▶ _FRAGMENTO SELECCIONADO_
-=-=-

A los que participamos en el primer Congreso Nacional de la Juventud se nos señala como los hombres de la generación de 1944. Era la primera oleada colectiva de una nueva pleamar poseedora de las mismas aguas y sales que definieron cívicamente a Acción Comunal en su primera época.
En aquellos días, una gran efervescencia juvenil sacudía rutinas pueblerinas y hasta el ritmo normal de las ciudades. La Joven Veraguas, Vanguardia Coclesana, la Juventud Independiente, la Acción Cívica, la Federación de Estudiantes, los Centinelas del Barú, las asociaciones cívicas de Azuero y 50 organizaciones más, vivían el drama de la Segunda Guerra Mundial y se aprestaban a darle un contenido democratizador al país.
Los jóvenes del Primer Congreso Nacional de la Juventud nos irritábamos ante las estructuras políticas que fuimos encontrando; condenábamos las prácticas orquestales para burlar la voluntad popular; censurábamos cada lesión que recibían las libertades públicas y levantábamos hasta la cima más alta de nuestros ideales los principios de la probidad administrativa.

-=-=-

▶ _EXTRACTOS DE ENTRADAS_
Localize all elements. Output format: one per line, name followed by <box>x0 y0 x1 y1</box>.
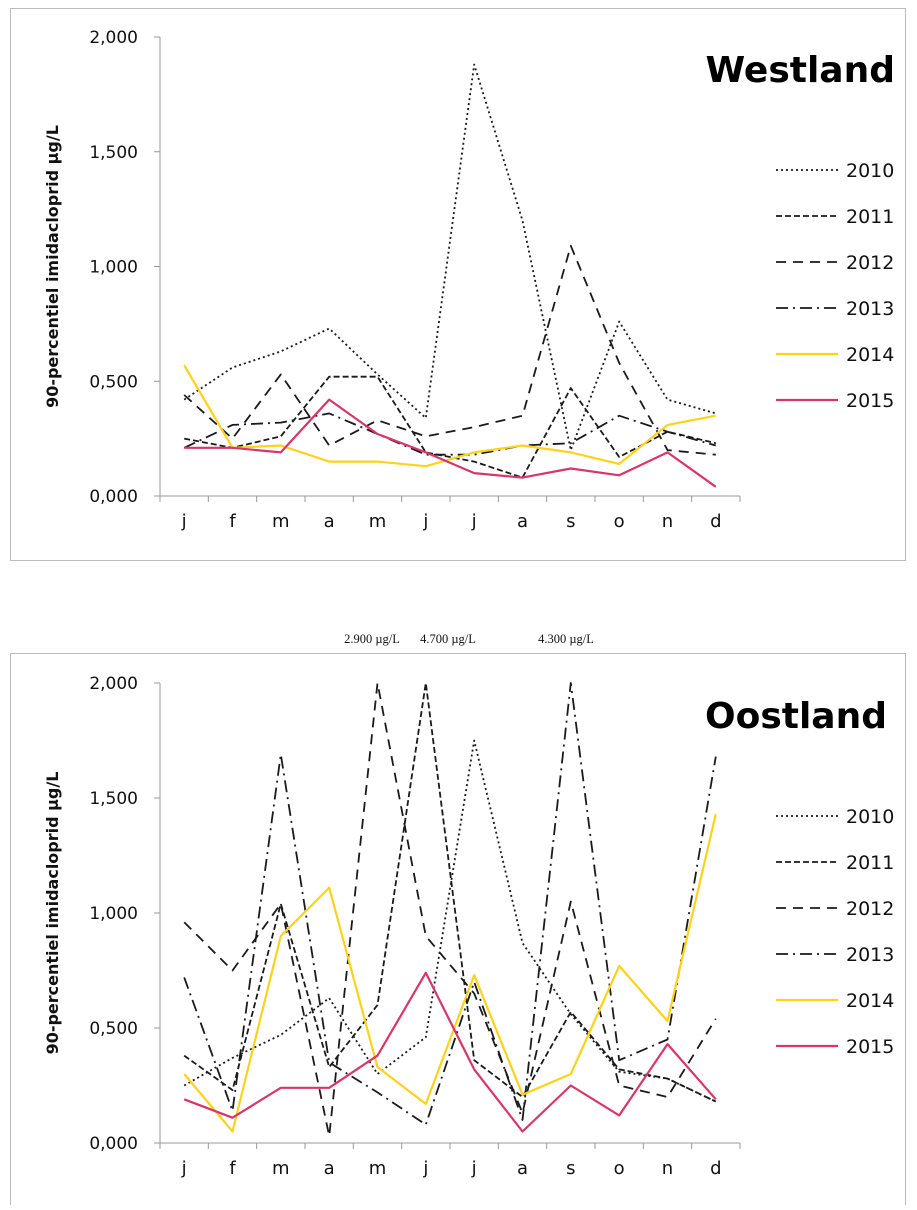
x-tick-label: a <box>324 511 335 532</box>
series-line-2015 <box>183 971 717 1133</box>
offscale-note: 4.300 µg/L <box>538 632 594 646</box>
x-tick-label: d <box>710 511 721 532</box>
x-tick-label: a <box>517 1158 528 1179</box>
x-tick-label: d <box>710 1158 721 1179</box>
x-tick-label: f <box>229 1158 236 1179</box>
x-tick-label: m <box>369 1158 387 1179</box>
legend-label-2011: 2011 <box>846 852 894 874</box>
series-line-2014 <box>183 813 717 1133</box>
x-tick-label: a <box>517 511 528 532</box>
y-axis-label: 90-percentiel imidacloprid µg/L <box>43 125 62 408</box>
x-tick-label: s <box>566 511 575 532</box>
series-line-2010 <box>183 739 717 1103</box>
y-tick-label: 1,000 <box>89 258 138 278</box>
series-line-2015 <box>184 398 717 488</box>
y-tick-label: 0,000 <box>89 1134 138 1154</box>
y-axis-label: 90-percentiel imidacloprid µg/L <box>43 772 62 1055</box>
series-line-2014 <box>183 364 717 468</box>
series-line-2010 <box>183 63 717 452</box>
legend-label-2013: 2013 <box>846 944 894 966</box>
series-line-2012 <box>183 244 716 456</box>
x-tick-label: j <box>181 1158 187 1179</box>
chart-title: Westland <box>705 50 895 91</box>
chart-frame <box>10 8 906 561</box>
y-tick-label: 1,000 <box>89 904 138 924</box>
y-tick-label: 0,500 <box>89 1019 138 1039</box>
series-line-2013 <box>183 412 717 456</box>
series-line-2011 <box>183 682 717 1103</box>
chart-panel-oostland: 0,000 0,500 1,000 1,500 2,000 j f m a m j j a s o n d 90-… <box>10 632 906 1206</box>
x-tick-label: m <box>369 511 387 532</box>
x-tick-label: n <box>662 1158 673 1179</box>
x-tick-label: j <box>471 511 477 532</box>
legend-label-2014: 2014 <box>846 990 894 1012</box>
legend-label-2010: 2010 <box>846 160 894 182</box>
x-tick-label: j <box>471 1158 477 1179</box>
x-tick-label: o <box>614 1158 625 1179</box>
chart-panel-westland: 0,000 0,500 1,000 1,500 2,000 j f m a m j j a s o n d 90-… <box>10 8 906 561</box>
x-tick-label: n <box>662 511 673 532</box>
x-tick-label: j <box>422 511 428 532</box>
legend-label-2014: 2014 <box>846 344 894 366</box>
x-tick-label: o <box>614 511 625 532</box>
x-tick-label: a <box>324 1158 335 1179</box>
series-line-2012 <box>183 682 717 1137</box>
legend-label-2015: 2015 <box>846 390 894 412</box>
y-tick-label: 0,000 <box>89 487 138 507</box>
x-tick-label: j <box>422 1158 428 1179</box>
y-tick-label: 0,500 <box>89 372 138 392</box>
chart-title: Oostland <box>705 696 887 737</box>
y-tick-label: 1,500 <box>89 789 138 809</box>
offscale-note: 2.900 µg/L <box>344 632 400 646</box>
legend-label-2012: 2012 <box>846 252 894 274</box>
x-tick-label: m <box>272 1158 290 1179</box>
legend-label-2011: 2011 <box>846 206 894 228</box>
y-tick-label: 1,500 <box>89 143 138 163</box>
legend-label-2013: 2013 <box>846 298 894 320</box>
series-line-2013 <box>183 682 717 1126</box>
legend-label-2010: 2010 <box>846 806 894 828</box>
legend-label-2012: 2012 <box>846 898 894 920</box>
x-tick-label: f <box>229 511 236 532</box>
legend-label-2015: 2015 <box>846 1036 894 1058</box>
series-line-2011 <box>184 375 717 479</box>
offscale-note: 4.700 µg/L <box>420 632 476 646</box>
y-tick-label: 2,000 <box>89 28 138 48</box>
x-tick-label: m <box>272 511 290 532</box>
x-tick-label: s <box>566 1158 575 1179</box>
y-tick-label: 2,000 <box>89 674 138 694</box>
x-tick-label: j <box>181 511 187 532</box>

-=-=-

▶ _OBJETIVO_
Transcribe al pie de la letra una parte del fragmento sobre la generación de 1944: empieza en las palabras "Los jóvenes del" y termina después de "la probidad administrativa.".

▶ _RESPUESTA A CONTINUACIÓN_
Los jóvenes del Primer Congreso Nacional de la Juventud nos irritábamos ante las estructuras políticas que fuimos encontrando; condenábamos las prácticas orquestales para burlar la voluntad popular; censurábamos cada lesión que recibían las libertades públicas y levantábamos hasta la cima más alta de nuestros ideales los principios de la probidad administrativa.